Saved entries:

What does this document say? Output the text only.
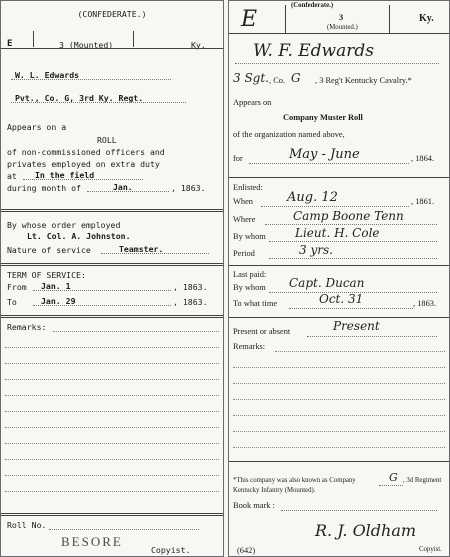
(CONFEDERATE.)
E	3 (Mounted)	Ky.
W. L. Edwards
Pvt., Co. G, 3rd Ky. Regt.
Appears on a
ROLL
of non-commissioned officers and
privates employed on extra duty
at In the field
during month of	Jan.	, 1863.
By whose order employed
Lt. Col. A. Johnston.
Nature of service	Teamster.
TERM OF SERVICE:
From Jan. 1	, 1863.
To	Jan. 29	, 1863.
Remarks:
Roll No.
BESORE
Copyist.
(Confederate.)
E	3
(Mounted.)
Ky.
W. F. Edwards
3 Sgt. , Co. G , 3 Reg't Kentucky Cavalry.*
Appears on
Company Muster Roll
of the organization named above,
for	May - June	, 1864.
Enlisted:
When	Aug. 12	, 1861.
Where	Camp Boone Tenn
By whom Lieut. H. Cole
Period	3 yrs.
Last paid:
By whom Capt. Ducan
To what time	Oct. 31	, 1863.
Present or absent	Present
Remarks:
*This company was also known as Company	G , 3d Regiment
Kentucky Infantry (Mounted).
Book mark :
R. J. Oldham
(642)	Copyist.
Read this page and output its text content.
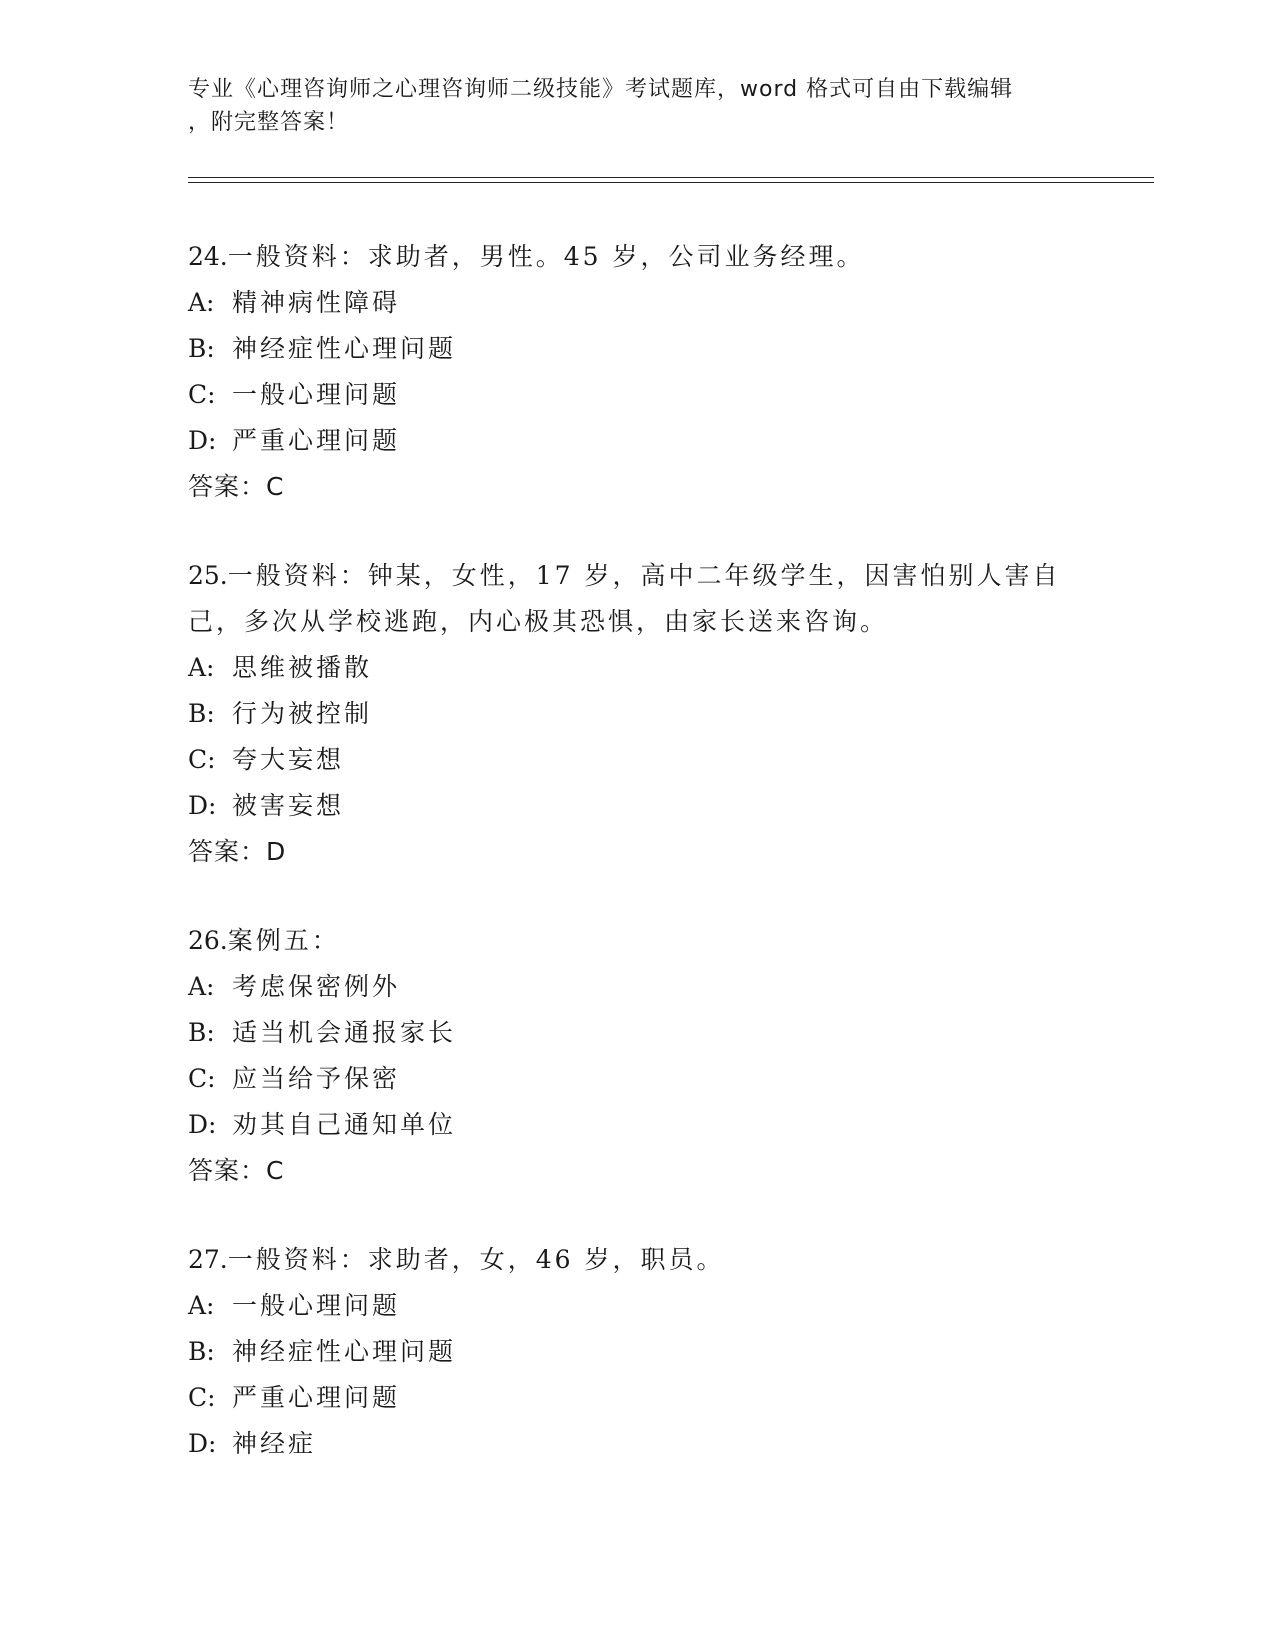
专业《心理咨询师之心理咨询师二级技能》考试题库，word 格式可自由下载编辑
，附完整答案！
24.一般资料：求助者，男性。45 岁，公司业务经理。
A: 精神病性障碍
B: 神经症性心理问题
C: 一般心理问题
D: 严重心理问题
答案：C
25.一般资料：钟某，女性，17 岁，高中二年级学生，因害怕别人害自
己，多次从学校逃跑，内心极其恐惧，由家长送来咨询。
A: 思维被播散
B: 行为被控制
C: 夸大妄想
D: 被害妄想
答案：D
26.案例五：
A: 考虑保密例外
B: 适当机会通报家长
C: 应当给予保密
D: 劝其自己通知单位
答案：C
27.一般资料：求助者，女，46 岁，职员。
A: 一般心理问题
B: 神经症性心理问题
C: 严重心理问题
D: 神经症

Objective:
Copy every record character for character. Skip the pictures.

Solved problem:
What does this document say? Output the text only.
(CONFEDERATE.)
E	3 (Mounted)	Ky.
W. L. Edwards
Pvt., Co. G, 3rd Ky. Regt.
Appears on a
ROLL
of non-commissioned officers and
privates employed on extra duty
at In the field
during month of	Jan.	, 1863.
By whose order employed
Lt. Col. A. Johnston.
Nature of service	Teamster.
TERM OF SERVICE:
From Jan. 1	, 1863.
To	Jan. 29	, 1863.
Remarks:
Roll No.
BESORE
Copyist.
(Confederate.)
E	3
(Mounted.)
Ky.
W. F. Edwards
3 Sgt. , Co. G , 3 Reg't Kentucky Cavalry.*
Appears on
Company Muster Roll
of the organization named above,
for	May - June	, 1864.
Enlisted:
When	Aug. 12	, 1861.
Where	Camp Boone Tenn
By whom Lieut. H. Cole
Period	3 yrs.
Last paid:
By whom Capt. Ducan
To what time	Oct. 31	, 1863.
Present or absent	Present
Remarks:
*This company was also known as Company	G , 3d Regiment
Kentucky Infantry (Mounted).
Book mark :
R. J. Oldham
(642)	Copyist.
Read this page and output its text content.
专业《心理咨询师之心理咨询师二级技能》考试题库，word 格式可自由下载编辑
，附完整答案！
24.一般资料：求助者，男性。45 岁，公司业务经理。
A: 精神病性障碍
B: 神经症性心理问题
C: 一般心理问题
D: 严重心理问题
答案：C
25.一般资料：钟某，女性，17 岁，高中二年级学生，因害怕别人害自
己，多次从学校逃跑，内心极其恐惧，由家长送来咨询。
A: 思维被播散
B: 行为被控制
C: 夸大妄想
D: 被害妄想
答案：D
26.案例五：
A: 考虑保密例外
B: 适当机会通报家长
C: 应当给予保密
D: 劝其自己通知单位
答案：C
27.一般资料：求助者，女，46 岁，职员。
A: 一般心理问题
B: 神经症性心理问题
C: 严重心理问题
D: 神经症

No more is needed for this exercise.